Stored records
■ ■ ■ ■ ■
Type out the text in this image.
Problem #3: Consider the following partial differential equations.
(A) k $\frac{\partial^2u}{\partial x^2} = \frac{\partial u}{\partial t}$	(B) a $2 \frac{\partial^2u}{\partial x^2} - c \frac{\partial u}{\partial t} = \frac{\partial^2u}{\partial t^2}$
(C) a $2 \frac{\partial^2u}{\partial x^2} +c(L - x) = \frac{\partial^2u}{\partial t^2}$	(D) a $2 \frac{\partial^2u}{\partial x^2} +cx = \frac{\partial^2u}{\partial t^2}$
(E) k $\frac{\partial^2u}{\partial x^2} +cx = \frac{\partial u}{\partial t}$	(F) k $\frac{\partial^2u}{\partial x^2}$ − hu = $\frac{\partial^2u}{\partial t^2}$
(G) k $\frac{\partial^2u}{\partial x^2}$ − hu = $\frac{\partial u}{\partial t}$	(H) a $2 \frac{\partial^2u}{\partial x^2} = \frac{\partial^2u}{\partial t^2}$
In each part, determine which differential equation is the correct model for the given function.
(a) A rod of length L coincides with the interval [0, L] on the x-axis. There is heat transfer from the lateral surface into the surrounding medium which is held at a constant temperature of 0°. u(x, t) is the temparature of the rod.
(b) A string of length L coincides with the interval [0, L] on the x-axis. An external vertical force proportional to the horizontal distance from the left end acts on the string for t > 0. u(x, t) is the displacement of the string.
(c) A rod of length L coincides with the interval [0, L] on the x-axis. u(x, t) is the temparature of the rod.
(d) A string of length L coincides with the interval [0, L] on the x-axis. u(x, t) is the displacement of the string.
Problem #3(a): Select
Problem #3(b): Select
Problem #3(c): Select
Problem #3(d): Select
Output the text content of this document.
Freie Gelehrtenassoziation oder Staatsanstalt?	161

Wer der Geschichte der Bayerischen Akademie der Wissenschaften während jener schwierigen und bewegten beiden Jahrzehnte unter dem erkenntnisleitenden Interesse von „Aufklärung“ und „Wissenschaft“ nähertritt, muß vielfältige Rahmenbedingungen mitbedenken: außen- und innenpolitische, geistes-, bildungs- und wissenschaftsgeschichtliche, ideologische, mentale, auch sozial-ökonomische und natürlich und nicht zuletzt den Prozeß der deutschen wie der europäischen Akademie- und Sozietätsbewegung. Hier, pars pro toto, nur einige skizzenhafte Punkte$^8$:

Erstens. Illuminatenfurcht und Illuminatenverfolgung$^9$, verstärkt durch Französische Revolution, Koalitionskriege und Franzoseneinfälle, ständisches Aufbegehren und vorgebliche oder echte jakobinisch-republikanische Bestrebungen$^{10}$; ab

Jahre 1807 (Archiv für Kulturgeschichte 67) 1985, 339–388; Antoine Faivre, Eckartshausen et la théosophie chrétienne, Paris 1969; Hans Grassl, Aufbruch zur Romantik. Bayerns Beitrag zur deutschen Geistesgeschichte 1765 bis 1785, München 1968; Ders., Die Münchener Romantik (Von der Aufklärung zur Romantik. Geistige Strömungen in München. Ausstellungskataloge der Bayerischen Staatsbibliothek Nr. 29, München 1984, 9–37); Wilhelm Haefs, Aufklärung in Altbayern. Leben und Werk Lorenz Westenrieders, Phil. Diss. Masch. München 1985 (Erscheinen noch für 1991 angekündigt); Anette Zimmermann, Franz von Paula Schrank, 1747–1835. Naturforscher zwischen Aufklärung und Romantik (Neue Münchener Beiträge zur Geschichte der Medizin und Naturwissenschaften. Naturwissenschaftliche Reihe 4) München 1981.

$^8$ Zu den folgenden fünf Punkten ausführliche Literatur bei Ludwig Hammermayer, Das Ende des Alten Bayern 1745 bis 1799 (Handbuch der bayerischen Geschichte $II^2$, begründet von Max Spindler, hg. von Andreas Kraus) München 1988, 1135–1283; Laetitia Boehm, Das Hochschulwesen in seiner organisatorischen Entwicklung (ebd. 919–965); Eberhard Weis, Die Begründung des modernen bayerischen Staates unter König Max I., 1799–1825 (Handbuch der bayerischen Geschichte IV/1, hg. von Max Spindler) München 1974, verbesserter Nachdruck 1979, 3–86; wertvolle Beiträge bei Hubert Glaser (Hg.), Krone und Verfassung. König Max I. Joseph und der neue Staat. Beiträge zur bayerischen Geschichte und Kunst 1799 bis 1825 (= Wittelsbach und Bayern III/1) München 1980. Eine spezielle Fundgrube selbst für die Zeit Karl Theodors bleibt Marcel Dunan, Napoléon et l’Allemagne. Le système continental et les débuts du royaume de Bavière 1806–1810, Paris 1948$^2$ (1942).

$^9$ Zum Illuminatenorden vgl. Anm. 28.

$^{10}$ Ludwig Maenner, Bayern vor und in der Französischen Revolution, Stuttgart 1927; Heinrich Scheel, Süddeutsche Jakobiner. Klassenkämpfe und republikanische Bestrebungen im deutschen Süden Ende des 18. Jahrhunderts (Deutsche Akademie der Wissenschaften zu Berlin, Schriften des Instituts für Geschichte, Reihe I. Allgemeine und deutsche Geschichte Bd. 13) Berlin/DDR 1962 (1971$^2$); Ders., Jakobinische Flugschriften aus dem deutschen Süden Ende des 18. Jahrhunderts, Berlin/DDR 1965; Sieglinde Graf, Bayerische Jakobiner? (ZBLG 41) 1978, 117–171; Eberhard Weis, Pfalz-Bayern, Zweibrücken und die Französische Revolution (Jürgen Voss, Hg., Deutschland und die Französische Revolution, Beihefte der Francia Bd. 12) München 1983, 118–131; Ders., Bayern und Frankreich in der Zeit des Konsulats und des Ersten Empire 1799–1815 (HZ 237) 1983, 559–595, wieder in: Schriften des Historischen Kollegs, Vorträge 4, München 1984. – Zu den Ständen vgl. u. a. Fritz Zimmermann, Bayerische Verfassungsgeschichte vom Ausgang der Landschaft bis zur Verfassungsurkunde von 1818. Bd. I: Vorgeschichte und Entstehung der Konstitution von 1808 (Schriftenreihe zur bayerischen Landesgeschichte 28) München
■ ■ ■ ■ ■
WHAT YOU NEED TO DO:
Copy out every line of the data above, exactly as given.

OUTPUT FOR THIS EXERCISE:
Type out the text in this image.
Problem #3: Consider the following partial differential equations.
(A) k $\frac{\partial^2u}{\partial x^2} = \frac{\partial u}{\partial t}$	(B) a $2 \frac{\partial^2u}{\partial x^2} - c \frac{\partial u}{\partial t} = \frac{\partial^2u}{\partial t^2}$
(C) a $2 \frac{\partial^2u}{\partial x^2} +c(L - x) = \frac{\partial^2u}{\partial t^2}$	(D) a $2 \frac{\partial^2u}{\partial x^2} +cx = \frac{\partial^2u}{\partial t^2}$
(E) k $\frac{\partial^2u}{\partial x^2} +cx = \frac{\partial u}{\partial t}$	(F) k $\frac{\partial^2u}{\partial x^2}$ − hu = $\frac{\partial^2u}{\partial t^2}$
(G) k $\frac{\partial^2u}{\partial x^2}$ − hu = $\frac{\partial u}{\partial t}$	(H) a $2 \frac{\partial^2u}{\partial x^2} = \frac{\partial^2u}{\partial t^2}$
In each part, determine which differential equation is the correct model for the given function.
(a) A rod of length L coincides with the interval [0, L] on the x-axis. There is heat transfer from the lateral surface into the surrounding medium which is held at a constant temperature of 0°. u(x, t) is the temparature of the rod.
(b) A string of length L coincides with the interval [0, L] on the x-axis. An external vertical force proportional to the horizontal distance from the left end acts on the string for t > 0. u(x, t) is the displacement of the string.
(c) A rod of length L coincides with the interval [0, L] on the x-axis. u(x, t) is the temparature of the rod.
(d) A string of length L coincides with the interval [0, L] on the x-axis. u(x, t) is the displacement of the string.
Problem #3(a): Select
Problem #3(b): Select
Problem #3(c): Select
Problem #3(d): Select
Output the text content of this document.
Freie Gelehrtenassoziation oder Staatsanstalt?	161

Wer der Geschichte der Bayerischen Akademie der Wissenschaften während jener schwierigen und bewegten beiden Jahrzehnte unter dem erkenntnisleitenden Interesse von „Aufklärung“ und „Wissenschaft“ nähertritt, muß vielfältige Rahmenbedingungen mitbedenken: außen- und innenpolitische, geistes-, bildungs- und wissenschaftsgeschichtliche, ideologische, mentale, auch sozial-ökonomische und natürlich und nicht zuletzt den Prozeß der deutschen wie der europäischen Akademie- und Sozietätsbewegung. Hier, pars pro toto, nur einige skizzenhafte Punkte$^8$:

Erstens. Illuminatenfurcht und Illuminatenverfolgung$^9$, verstärkt durch Französische Revolution, Koalitionskriege und Franzoseneinfälle, ständisches Aufbegehren und vorgebliche oder echte jakobinisch-republikanische Bestrebungen$^{10}$; ab

Jahre 1807 (Archiv für Kulturgeschichte 67) 1985, 339–388; Antoine Faivre, Eckartshausen et la théosophie chrétienne, Paris 1969; Hans Grassl, Aufbruch zur Romantik. Bayerns Beitrag zur deutschen Geistesgeschichte 1765 bis 1785, München 1968; Ders., Die Münchener Romantik (Von der Aufklärung zur Romantik. Geistige Strömungen in München. Ausstellungskataloge der Bayerischen Staatsbibliothek Nr. 29, München 1984, 9–37); Wilhelm Haefs, Aufklärung in Altbayern. Leben und Werk Lorenz Westenrieders, Phil. Diss. Masch. München 1985 (Erscheinen noch für 1991 angekündigt); Anette Zimmermann, Franz von Paula Schrank, 1747–1835. Naturforscher zwischen Aufklärung und Romantik (Neue Münchener Beiträge zur Geschichte der Medizin und Naturwissenschaften. Naturwissenschaftliche Reihe 4) München 1981.

$^8$ Zu den folgenden fünf Punkten ausführliche Literatur bei Ludwig Hammermayer, Das Ende des Alten Bayern 1745 bis 1799 (Handbuch der bayerischen Geschichte $II^2$, begründet von Max Spindler, hg. von Andreas Kraus) München 1988, 1135–1283; Laetitia Boehm, Das Hochschulwesen in seiner organisatorischen Entwicklung (ebd. 919–965); Eberhard Weis, Die Begründung des modernen bayerischen Staates unter König Max I., 1799–1825 (Handbuch der bayerischen Geschichte IV/1, hg. von Max Spindler) München 1974, verbesserter Nachdruck 1979, 3–86; wertvolle Beiträge bei Hubert Glaser (Hg.), Krone und Verfassung. König Max I. Joseph und der neue Staat. Beiträge zur bayerischen Geschichte und Kunst 1799 bis 1825 (= Wittelsbach und Bayern III/1) München 1980. Eine spezielle Fundgrube selbst für die Zeit Karl Theodors bleibt Marcel Dunan, Napoléon et l’Allemagne. Le système continental et les débuts du royaume de Bavière 1806–1810, Paris 1948$^2$ (1942).

$^9$ Zum Illuminatenorden vgl. Anm. 28.

$^{10}$ Ludwig Maenner, Bayern vor und in der Französischen Revolution, Stuttgart 1927; Heinrich Scheel, Süddeutsche Jakobiner. Klassenkämpfe und republikanische Bestrebungen im deutschen Süden Ende des 18. Jahrhunderts (Deutsche Akademie der Wissenschaften zu Berlin, Schriften des Instituts für Geschichte, Reihe I. Allgemeine und deutsche Geschichte Bd. 13) Berlin/DDR 1962 (1971$^2$); Ders., Jakobinische Flugschriften aus dem deutschen Süden Ende des 18. Jahrhunderts, Berlin/DDR 1965; Sieglinde Graf, Bayerische Jakobiner? (ZBLG 41) 1978, 117–171; Eberhard Weis, Pfalz-Bayern, Zweibrücken und die Französische Revolution (Jürgen Voss, Hg., Deutschland und die Französische Revolution, Beihefte der Francia Bd. 12) München 1983, 118–131; Ders., Bayern und Frankreich in der Zeit des Konsulats und des Ersten Empire 1799–1815 (HZ 237) 1983, 559–595, wieder in: Schriften des Historischen Kollegs, Vorträge 4, München 1984. – Zu den Ständen vgl. u. a. Fritz Zimmermann, Bayerische Verfassungsgeschichte vom Ausgang der Landschaft bis zur Verfassungsurkunde von 1818. Bd. I: Vorgeschichte und Entstehung der Konstitution von 1808 (Schriftenreihe zur bayerischen Landesgeschichte 28) München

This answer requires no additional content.